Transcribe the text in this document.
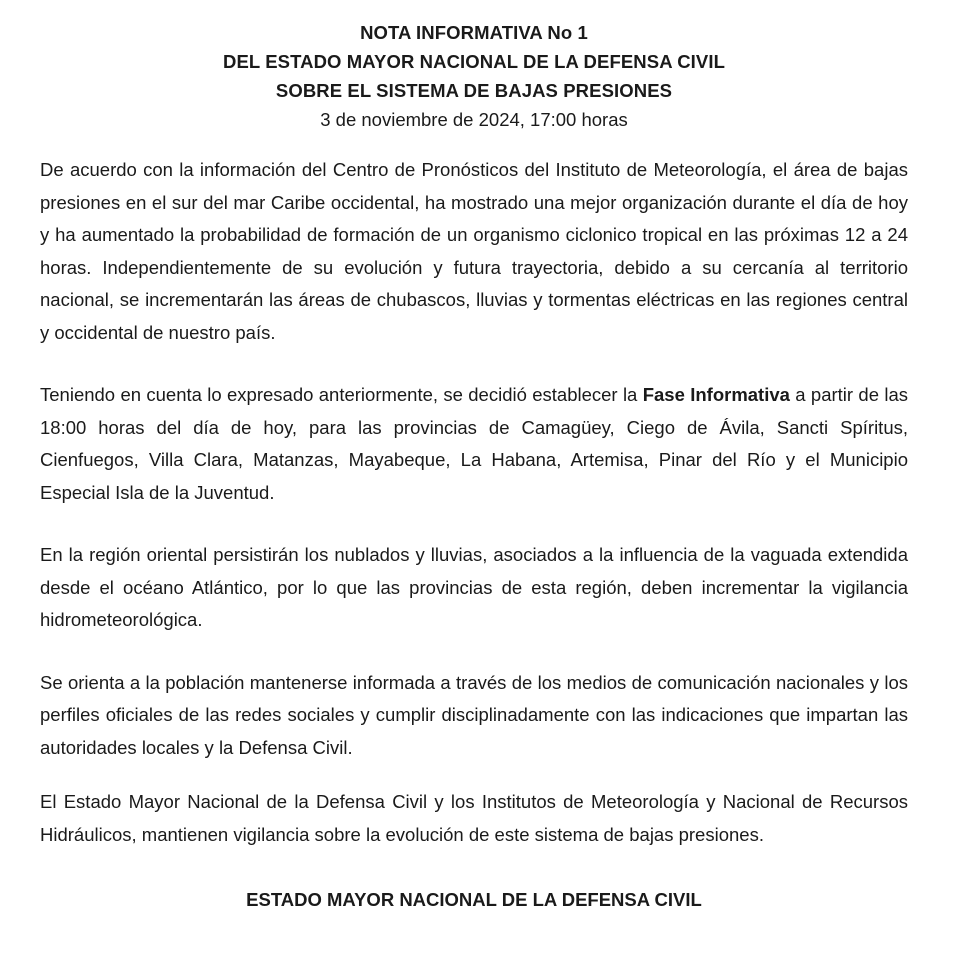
NOTA INFORMATIVA No 1
DEL ESTADO MAYOR NACIONAL DE LA DEFENSA CIVIL
SOBRE EL SISTEMA DE BAJAS PRESIONES
3 de noviembre de 2024, 17:00 horas

De acuerdo con la información del Centro de Pronósticos del Instituto de Meteorología, el área de bajas presiones en el sur del mar Caribe occidental, ha mostrado una mejor organización durante el día de hoy y ha aumentado la probabilidad de formación de un organismo ciclonico tropical en las próximas 12 a 24 horas. Independientemente de su evolución y futura trayectoria, debido a su cercanía al territorio nacional, se incrementarán las áreas de chubascos, lluvias y tormentas eléctricas en las regiones central y occidental de nuestro país.

Teniendo en cuenta lo expresado anteriormente, se decidió establecer la Fase Informativa a partir de las 18:00 horas del día de hoy, para las provincias de Camagüey, Ciego de Ávila, Sancti Spíritus, Cienfuegos, Villa Clara, Matanzas, Mayabeque, La Habana, Artemisa, Pinar del Río y el Municipio Especial Isla de la Juventud.

En la región oriental persistirán los nublados y lluvias, asociados a la influencia de la vaguada extendida desde el océano Atlántico, por lo que las provincias de esta región, deben incrementar la vigilancia hidrometeorológica.

Se orienta a la población mantenerse informada a través de los medios de comunicación nacionales y los perfiles oficiales de las redes sociales y cumplir disciplinadamente con las indicaciones que impartan las autoridades locales y la Defensa Civil.

El Estado Mayor Nacional de la Defensa Civil y los Institutos de Meteorología y Nacional de Recursos Hidráulicos, mantienen vigilancia sobre la evolución de este sistema de bajas presiones.

ESTADO MAYOR NACIONAL DE LA DEFENSA CIVIL
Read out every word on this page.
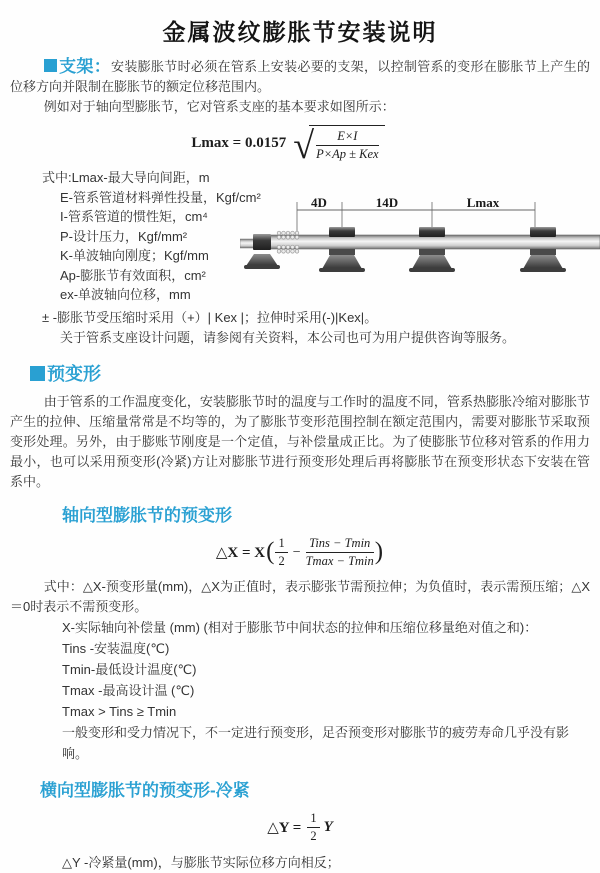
金属波纹膨胀节安装说明

支架：安装膨胀节时必须在管系上安装必要的支架，以控制管系的变形在膨胀节上产生的位移方向并限制在膨胀节的额定位移范围内。

例如对于轴向型膨胀节，它对管系支座的基本要求如图所示：

Lmax = 0.0157 √ $\frac{E\times I}{\text{P×Ap ± Kex}}$
式中:Lmax-最大导向间距，m
E-管系管道材料弹性投量，Kgf/cm²
I-管系管道的惯性矩，cm⁴
P-设计压力，Kgf/mm²
K-单波轴向刚度；Kgf/mm
Ap-膨胀节有效面积，cm²
ex-单波轴向位移，mm
4D	14D	Lmax
± -膨胀节受压缩时采用（+）| Kex |；拉伸时采用(-)|Kex|。
关于管系支座设计问题，请参阅有关资料，本公司也可为用户提供咨询等服务。
预变形

由于管系的工作温度变化，安装膨胀节时的温度与工作时的温度不同，管系热膨胀冷缩对膨胀节产生的拉伸、压缩量常常是不均等的，为了膨胀节变形范围控制在额定范围内，需要对膨胀节采取预变形处理。另外，由于膨账节刚度是一个定值，与补偿量成正比。为了使膨胀节位移对管系的作用力最小，也可以采用预变形(冷紧)方让对膨胀节进行预变形处理后再将膨胀节在预变形状态下安装在管系中。

轴向型膨胀节的预变形
△X = X ( $\frac{1}{2} - \frac{\text{Tins − Tmin}}{Tmax - Tmin}$ )

式中：△X-预变形量(mm)，△X为正值时，表示膨张节需预拉伸；为负值时，表示需预压缩；△X＝0时表示不需预变形。

X-实际轴向补偿量 (mm) (相对于膨胀节中间状态的拉伸和压缩位移量绝对值之和)：
Tins -安装温度(℃)
Tmin-最低设计温度(℃)
Tmax -最高设计温 (℃)
Tmax > Tins ≥ Tmin
一般变形和受力情况下，不一定进行预变形，足否预变形对膨胀节的疲劳寿命几乎没有影响。
横向型膨胀节的预变形-冷紧
△Y = $\frac{1}{2}$ Y
△Y -冷紧量(mm)，与膨胀节实际位移方向相反；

--------

▶ **Exercise goal**
Check each line in the records for the word "Lmax" and say how many have it, with nothing else.

▶ **The answer**
3